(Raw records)
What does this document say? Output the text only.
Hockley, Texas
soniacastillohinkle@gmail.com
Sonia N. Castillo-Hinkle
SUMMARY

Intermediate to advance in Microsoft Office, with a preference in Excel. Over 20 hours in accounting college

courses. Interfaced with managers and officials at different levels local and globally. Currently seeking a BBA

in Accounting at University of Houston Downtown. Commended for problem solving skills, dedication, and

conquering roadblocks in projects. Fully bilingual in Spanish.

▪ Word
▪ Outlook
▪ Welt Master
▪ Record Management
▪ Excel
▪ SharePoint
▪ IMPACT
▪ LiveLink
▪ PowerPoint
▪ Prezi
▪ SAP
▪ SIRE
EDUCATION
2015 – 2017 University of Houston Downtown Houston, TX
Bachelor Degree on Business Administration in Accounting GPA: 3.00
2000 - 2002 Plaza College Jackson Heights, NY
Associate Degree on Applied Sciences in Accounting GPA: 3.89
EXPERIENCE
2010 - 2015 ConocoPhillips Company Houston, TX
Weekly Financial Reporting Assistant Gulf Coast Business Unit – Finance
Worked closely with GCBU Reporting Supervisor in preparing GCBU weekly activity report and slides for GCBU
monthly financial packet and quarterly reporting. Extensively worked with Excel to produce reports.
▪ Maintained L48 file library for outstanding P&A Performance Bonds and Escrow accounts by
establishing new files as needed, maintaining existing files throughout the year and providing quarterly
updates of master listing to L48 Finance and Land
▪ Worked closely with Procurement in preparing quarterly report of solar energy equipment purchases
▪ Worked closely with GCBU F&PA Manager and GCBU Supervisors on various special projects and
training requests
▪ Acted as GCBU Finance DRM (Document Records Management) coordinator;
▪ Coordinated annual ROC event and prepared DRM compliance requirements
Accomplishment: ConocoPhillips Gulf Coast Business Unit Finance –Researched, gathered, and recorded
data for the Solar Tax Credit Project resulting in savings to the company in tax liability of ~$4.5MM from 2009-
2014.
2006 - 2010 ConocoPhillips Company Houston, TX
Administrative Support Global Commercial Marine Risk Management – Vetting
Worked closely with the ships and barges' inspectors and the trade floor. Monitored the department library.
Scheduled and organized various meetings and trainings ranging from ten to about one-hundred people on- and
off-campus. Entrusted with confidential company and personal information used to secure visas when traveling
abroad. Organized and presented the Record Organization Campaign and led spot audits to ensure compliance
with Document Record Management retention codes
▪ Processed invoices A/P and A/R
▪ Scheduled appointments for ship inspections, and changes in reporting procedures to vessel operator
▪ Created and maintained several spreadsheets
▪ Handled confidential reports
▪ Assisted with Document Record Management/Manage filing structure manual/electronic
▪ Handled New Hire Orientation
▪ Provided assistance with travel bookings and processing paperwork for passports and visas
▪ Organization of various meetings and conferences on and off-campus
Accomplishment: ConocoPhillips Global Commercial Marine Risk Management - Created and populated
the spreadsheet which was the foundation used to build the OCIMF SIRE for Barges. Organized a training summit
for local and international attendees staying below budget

Objective: Extract the full listing and reproduce each line exactly.

Completed exercise:
What does this document say? Output the text only.
Hockley, Texas
soniacastillohinkle@gmail.com
Sonia N. Castillo-Hinkle
SUMMARY

Intermediate to advance in Microsoft Office, with a preference in Excel. Over 20 hours in accounting college

courses. Interfaced with managers and officials at different levels local and globally. Currently seeking a BBA

in Accounting at University of Houston Downtown. Commended for problem solving skills, dedication, and

conquering roadblocks in projects. Fully bilingual in Spanish.

▪ Word
▪ Outlook
▪ Welt Master
▪ Record Management
▪ Excel
▪ SharePoint
▪ IMPACT
▪ LiveLink
▪ PowerPoint
▪ Prezi
▪ SAP
▪ SIRE
EDUCATION
2015 – 2017 University of Houston Downtown Houston, TX
Bachelor Degree on Business Administration in Accounting GPA: 3.00
2000 - 2002 Plaza College Jackson Heights, NY
Associate Degree on Applied Sciences in Accounting GPA: 3.89
EXPERIENCE
2010 - 2015 ConocoPhillips Company Houston, TX
Weekly Financial Reporting Assistant Gulf Coast Business Unit – Finance
Worked closely with GCBU Reporting Supervisor in preparing GCBU weekly activity report and slides for GCBU
monthly financial packet and quarterly reporting. Extensively worked with Excel to produce reports.
▪ Maintained L48 file library for outstanding P&A Performance Bonds and Escrow accounts by
establishing new files as needed, maintaining existing files throughout the year and providing quarterly
updates of master listing to L48 Finance and Land
▪ Worked closely with Procurement in preparing quarterly report of solar energy equipment purchases
▪ Worked closely with GCBU F&PA Manager and GCBU Supervisors on various special projects and
training requests
▪ Acted as GCBU Finance DRM (Document Records Management) coordinator;
▪ Coordinated annual ROC event and prepared DRM compliance requirements
Accomplishment: ConocoPhillips Gulf Coast Business Unit Finance –Researched, gathered, and recorded
data for the Solar Tax Credit Project resulting in savings to the company in tax liability of ~$4.5MM from 2009-
2014.
2006 - 2010 ConocoPhillips Company Houston, TX
Administrative Support Global Commercial Marine Risk Management – Vetting
Worked closely with the ships and barges' inspectors and the trade floor. Monitored the department library.
Scheduled and organized various meetings and trainings ranging from ten to about one-hundred people on- and
off-campus. Entrusted with confidential company and personal information used to secure visas when traveling
abroad. Organized and presented the Record Organization Campaign and led spot audits to ensure compliance
with Document Record Management retention codes
▪ Processed invoices A/P and A/R
▪ Scheduled appointments for ship inspections, and changes in reporting procedures to vessel operator
▪ Created and maintained several spreadsheets
▪ Handled confidential reports
▪ Assisted with Document Record Management/Manage filing structure manual/electronic
▪ Handled New Hire Orientation
▪ Provided assistance with travel bookings and processing paperwork for passports and visas
▪ Organization of various meetings and conferences on and off-campus
Accomplishment: ConocoPhillips Global Commercial Marine Risk Management - Created and populated
the spreadsheet which was the foundation used to build the OCIMF SIRE for Barges. Organized a training summit
for local and international attendees staying below budget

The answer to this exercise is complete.